---------- Data for the task

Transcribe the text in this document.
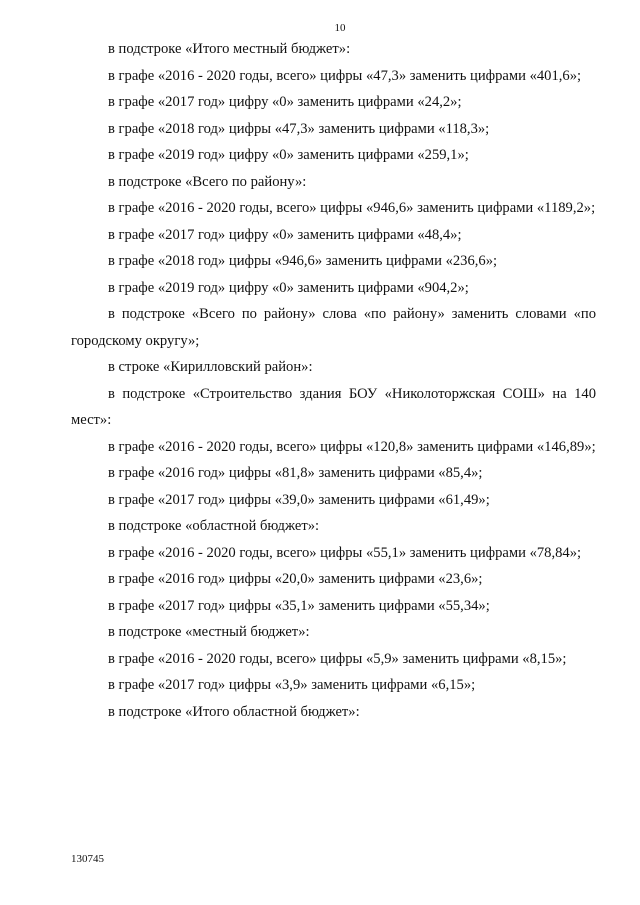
10

в подстроке «Итого местный бюджет»:

в графе «2016 - 2020 годы, всего» цифры «47,3» заменить цифрами «401,6»;

в графе «2017 год» цифру «0» заменить цифрами «24,2»;

в графе «2018 год» цифры «47,3» заменить цифрами «118,3»;

в графе «2019 год» цифру «0» заменить цифрами «259,1»;

в подстроке «Всего по району»:

в графе «2016 - 2020 годы, всего» цифры «946,6» заменить цифрами «1189,2»;

в графе «2017 год» цифру «0» заменить цифрами «48,4»;

в графе «2018 год» цифры «946,6» заменить цифрами «236,6»;

в графе «2019 год» цифру «0» заменить цифрами «904,2»;

в подстроке «Всего по району» слова «по району» заменить словами «по городскому округу»;

в строке «Кирилловский район»:

в подстроке «Строительство здания БОУ «Николоторжская СОШ» на 140 мест»:

в графе «2016 - 2020 годы, всего» цифры «120,8» заменить цифрами «146,89»;

в графе «2016 год» цифры «81,8» заменить цифрами «85,4»;

в графе «2017 год» цифры «39,0» заменить цифрами «61,49»;

в подстроке «областной бюджет»:

в графе «2016 - 2020 годы, всего» цифры «55,1» заменить цифрами «78,84»;

в графе «2016 год» цифры «20,0» заменить цифрами «23,6»;

в графе «2017 год» цифры «35,1» заменить цифрами «55,34»;

в подстроке «местный бюджет»:

в графе «2016 - 2020 годы, всего» цифры «5,9» заменить цифрами «8,15»;

в графе «2017 год» цифры «3,9» заменить цифрами «6,15»;

в подстроке «Итого областной бюджет»:

130745
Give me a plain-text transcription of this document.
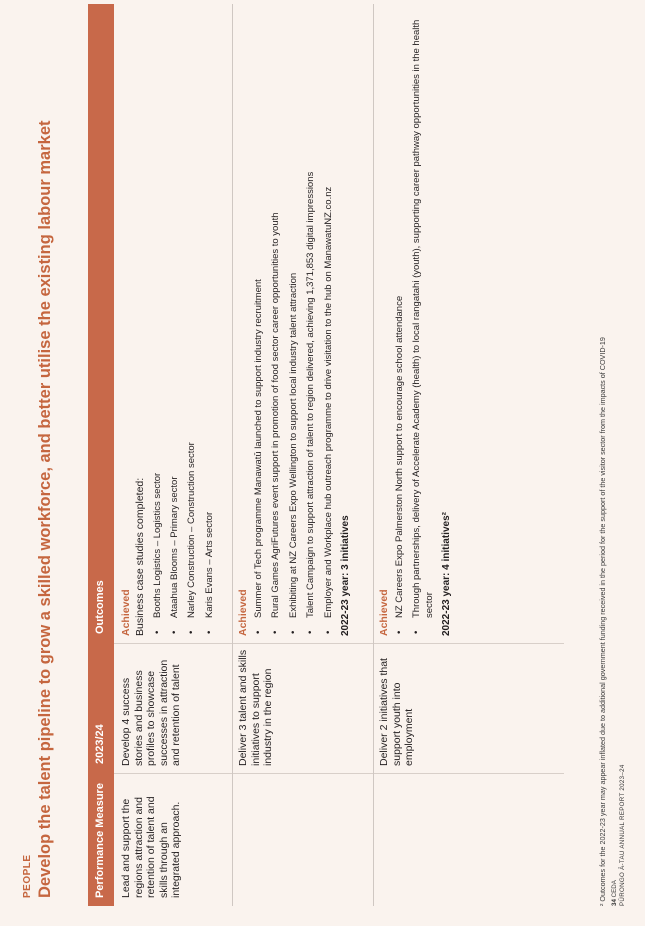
PEOPLE Develop the talent pipeline to grow a skilled workforce, and better utilise the existing labour market	Performance Measure
2023/24
Outcomes
Lead and support the regions attraction and retention of talent and skills through an integrated approach.
Develop 4 success stories and business profiles to showcase successes in attraction and retention of talent
Achieved Business case studies completed: • Booths Logistics – Logistics sector • Ataahua Blooms – Primary sector • Narley Construction – Construction sector • Karis Evans – Arts sector
Deliver 3 talent and skills initiatives to support industry in the region
Achieved • Summer of Tech programme Manawatū launched to support industry recruitment • Rural Games AgriFutures event support in promotion of food sector career opportunities to youth • Exhibiting at NZ Careers Expo Wellington to support local industry talent attraction • Talent Campaign to support attraction of talent to region delivered, achieving 1,371,853 digital impressions • Employer and Workplace hub outreach programme to drive visitation to the hub on ManawatuNZ.co.nz 2022-23 year: 3 initiatives
Deliver 2 initiatives that support youth into employment
Achieved • NZ Careers Expo Palmerston North support to encourage school attendance • Through partnerships, delivery of Accelerate Academy (health) to local rangatahi (youth), supporting career pathway opportunities in the health sector 2022-23 year: 4 initiatives²	² Outcomes for the 2022-23 year may appear inflated due to additional government funding received in the period for the support of the visitor sector from the impacts of COVID-19 34 CEDA PŪRONGO Ā-TAU ANNUAL REPORT 2023–24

--------------------

- [Exercise]:
Reproduce the listing word for word and omit its pictures.

- [The answer]:
Transcribe the text in this document.
10

в подстроке «Итого местный бюджет»:

в графе «2016 - 2020 годы, всего» цифры «47,3» заменить цифрами «401,6»;

в графе «2017 год» цифру «0» заменить цифрами «24,2»;

в графе «2018 год» цифры «47,3» заменить цифрами «118,3»;

в графе «2019 год» цифру «0» заменить цифрами «259,1»;

в подстроке «Всего по району»:

в графе «2016 - 2020 годы, всего» цифры «946,6» заменить цифрами «1189,2»;

в графе «2017 год» цифру «0» заменить цифрами «48,4»;

в графе «2018 год» цифры «946,6» заменить цифрами «236,6»;

в графе «2019 год» цифру «0» заменить цифрами «904,2»;

в подстроке «Всего по району» слова «по району» заменить словами «по городскому округу»;

в строке «Кирилловский район»:

в подстроке «Строительство здания БОУ «Николоторжская СОШ» на 140 мест»:

в графе «2016 - 2020 годы, всего» цифры «120,8» заменить цифрами «146,89»;

в графе «2016 год» цифры «81,8» заменить цифрами «85,4»;

в графе «2017 год» цифры «39,0» заменить цифрами «61,49»;

в подстроке «областной бюджет»:

в графе «2016 - 2020 годы, всего» цифры «55,1» заменить цифрами «78,84»;

в графе «2016 год» цифры «20,0» заменить цифрами «23,6»;

в графе «2017 год» цифры «35,1» заменить цифрами «55,34»;

в подстроке «местный бюджет»:

в графе «2016 - 2020 годы, всего» цифры «5,9» заменить цифрами «8,15»;

в графе «2017 год» цифры «3,9» заменить цифрами «6,15»;

в подстроке «Итого областной бюджет»:

130745
Give me a plain-text transcription of this document.
PEOPLE Develop the talent pipeline to grow a skilled workforce, and better utilise the existing labour market	Performance Measure
2023/24
Outcomes
Lead and support the regions attraction and retention of talent and skills through an integrated approach.
Develop 4 success stories and business profiles to showcase successes in attraction and retention of talent
Achieved Business case studies completed: • Booths Logistics – Logistics sector • Ataahua Blooms – Primary sector • Narley Construction – Construction sector • Karis Evans – Arts sector
Deliver 3 talent and skills initiatives to support industry in the region
Achieved • Summer of Tech programme Manawatū launched to support industry recruitment • Rural Games AgriFutures event support in promotion of food sector career opportunities to youth • Exhibiting at NZ Careers Expo Wellington to support local industry talent attraction • Talent Campaign to support attraction of talent to region delivered, achieving 1,371,853 digital impressions • Employer and Workplace hub outreach programme to drive visitation to the hub on ManawatuNZ.co.nz 2022-23 year: 3 initiatives
Deliver 2 initiatives that support youth into employment
Achieved • NZ Careers Expo Palmerston North support to encourage school attendance • Through partnerships, delivery of Accelerate Academy (health) to local rangatahi (youth), supporting career pathway opportunities in the health sector 2022-23 year: 4 initiatives²	² Outcomes for the 2022-23 year may appear inflated due to additional government funding received in the period for the support of the visitor sector from the impacts of COVID-19 34 CEDA PŪRONGO Ā-TAU ANNUAL REPORT 2023–24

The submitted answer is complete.